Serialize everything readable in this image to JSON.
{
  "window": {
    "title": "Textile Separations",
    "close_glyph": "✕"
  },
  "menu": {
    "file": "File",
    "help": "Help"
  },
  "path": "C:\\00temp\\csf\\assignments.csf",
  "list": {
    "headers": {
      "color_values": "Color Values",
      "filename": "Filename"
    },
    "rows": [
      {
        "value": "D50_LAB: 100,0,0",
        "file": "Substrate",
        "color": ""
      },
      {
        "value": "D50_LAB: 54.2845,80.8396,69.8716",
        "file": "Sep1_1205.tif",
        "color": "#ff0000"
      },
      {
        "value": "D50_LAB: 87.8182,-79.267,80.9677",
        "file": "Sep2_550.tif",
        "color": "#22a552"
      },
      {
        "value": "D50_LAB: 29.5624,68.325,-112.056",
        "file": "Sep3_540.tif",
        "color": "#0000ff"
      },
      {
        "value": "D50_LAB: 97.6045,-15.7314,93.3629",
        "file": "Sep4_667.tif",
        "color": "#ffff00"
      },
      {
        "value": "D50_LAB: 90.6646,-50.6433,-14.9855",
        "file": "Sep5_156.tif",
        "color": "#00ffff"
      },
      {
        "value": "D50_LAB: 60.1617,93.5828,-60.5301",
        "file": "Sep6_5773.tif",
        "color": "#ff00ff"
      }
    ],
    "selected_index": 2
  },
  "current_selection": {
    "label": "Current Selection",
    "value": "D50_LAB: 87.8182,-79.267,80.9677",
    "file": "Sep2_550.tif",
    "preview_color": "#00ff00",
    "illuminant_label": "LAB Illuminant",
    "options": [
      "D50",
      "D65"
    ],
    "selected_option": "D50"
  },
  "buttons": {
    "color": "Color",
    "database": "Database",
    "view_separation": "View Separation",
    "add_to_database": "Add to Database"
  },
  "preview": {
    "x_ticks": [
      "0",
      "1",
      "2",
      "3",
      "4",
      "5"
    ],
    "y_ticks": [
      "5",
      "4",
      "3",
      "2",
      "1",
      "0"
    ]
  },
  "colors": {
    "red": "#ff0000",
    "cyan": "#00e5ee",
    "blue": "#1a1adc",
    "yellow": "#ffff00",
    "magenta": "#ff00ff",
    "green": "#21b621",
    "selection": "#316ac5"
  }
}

...

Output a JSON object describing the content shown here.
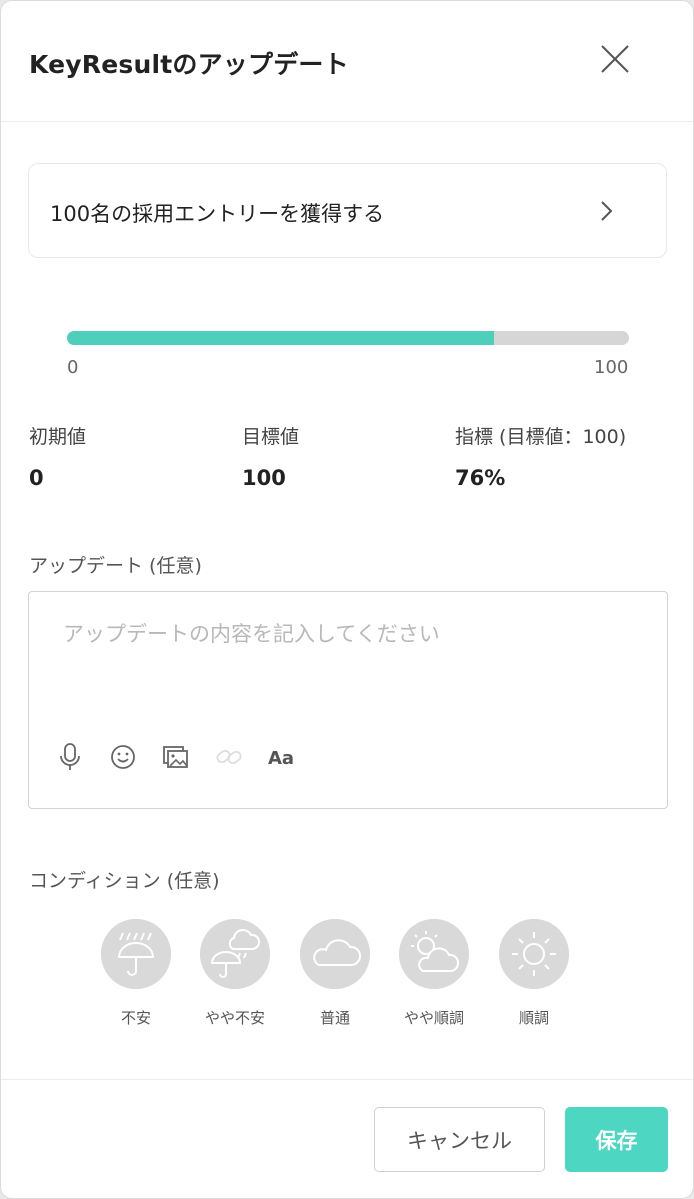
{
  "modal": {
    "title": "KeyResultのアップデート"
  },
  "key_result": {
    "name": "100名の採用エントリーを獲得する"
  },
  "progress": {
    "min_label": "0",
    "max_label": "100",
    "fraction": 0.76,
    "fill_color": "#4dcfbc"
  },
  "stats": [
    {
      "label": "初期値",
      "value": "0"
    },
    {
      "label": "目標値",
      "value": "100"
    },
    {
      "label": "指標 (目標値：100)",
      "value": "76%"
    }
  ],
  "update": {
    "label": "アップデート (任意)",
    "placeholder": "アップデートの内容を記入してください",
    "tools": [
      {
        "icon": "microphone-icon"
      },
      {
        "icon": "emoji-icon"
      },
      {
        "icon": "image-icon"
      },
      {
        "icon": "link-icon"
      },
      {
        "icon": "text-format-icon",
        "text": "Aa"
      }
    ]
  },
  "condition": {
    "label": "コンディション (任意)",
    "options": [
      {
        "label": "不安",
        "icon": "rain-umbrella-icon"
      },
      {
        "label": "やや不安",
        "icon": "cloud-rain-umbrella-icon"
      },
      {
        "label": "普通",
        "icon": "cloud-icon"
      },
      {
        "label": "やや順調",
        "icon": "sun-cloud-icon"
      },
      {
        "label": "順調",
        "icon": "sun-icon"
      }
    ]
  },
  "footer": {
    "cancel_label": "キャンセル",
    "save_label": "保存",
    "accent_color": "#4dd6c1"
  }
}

* * *

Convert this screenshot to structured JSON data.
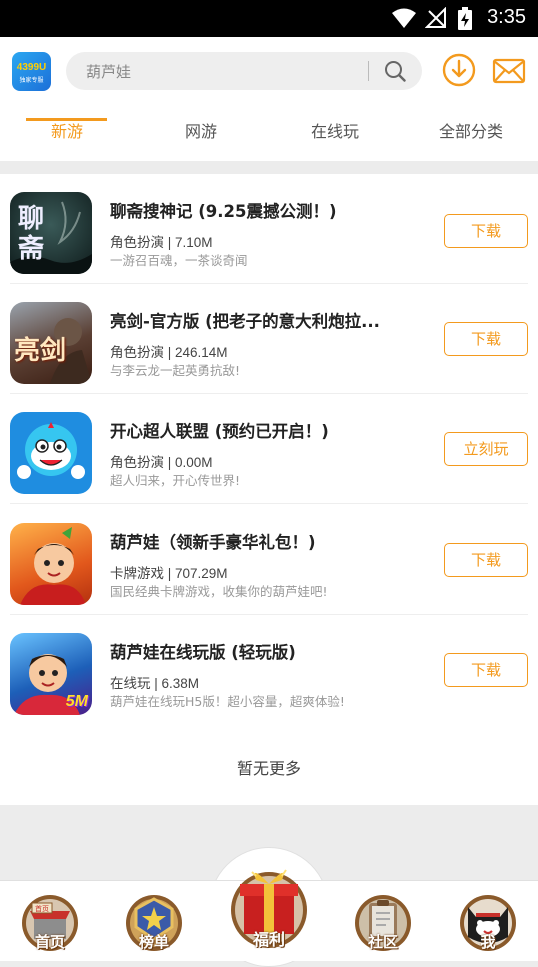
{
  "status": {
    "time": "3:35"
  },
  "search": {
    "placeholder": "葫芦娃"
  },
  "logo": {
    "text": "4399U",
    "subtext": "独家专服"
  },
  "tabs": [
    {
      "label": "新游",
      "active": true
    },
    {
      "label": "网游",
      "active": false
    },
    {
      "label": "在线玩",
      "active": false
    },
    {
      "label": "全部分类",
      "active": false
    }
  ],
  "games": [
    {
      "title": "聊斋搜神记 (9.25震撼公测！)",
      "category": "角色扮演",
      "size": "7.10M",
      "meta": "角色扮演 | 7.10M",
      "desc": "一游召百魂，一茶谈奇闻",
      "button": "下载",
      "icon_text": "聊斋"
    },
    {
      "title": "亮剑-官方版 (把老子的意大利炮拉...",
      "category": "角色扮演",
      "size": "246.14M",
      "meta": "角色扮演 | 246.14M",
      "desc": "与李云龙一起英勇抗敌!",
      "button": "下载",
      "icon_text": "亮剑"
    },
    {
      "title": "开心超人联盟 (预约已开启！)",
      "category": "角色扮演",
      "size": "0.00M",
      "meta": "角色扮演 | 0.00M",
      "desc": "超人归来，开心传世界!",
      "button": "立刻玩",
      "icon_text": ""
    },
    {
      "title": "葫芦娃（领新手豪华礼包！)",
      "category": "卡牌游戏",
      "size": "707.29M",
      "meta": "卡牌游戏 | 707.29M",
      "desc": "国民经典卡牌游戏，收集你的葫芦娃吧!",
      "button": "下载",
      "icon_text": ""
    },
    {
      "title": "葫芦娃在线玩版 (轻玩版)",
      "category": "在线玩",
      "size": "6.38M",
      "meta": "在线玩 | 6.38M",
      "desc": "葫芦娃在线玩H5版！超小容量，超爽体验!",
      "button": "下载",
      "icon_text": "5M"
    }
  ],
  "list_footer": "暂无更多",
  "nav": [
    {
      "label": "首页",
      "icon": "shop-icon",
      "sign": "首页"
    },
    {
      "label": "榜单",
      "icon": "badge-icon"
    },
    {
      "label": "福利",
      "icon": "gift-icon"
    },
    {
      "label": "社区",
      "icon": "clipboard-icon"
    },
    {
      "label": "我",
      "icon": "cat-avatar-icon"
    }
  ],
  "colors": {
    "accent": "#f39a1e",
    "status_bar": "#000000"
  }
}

• **The problem**: Extract each line holding the string "umbrella".

• **The solution**:
        "icon": "rain-umbrella-icon"
        "icon": "cloud-rain-umbrella-icon"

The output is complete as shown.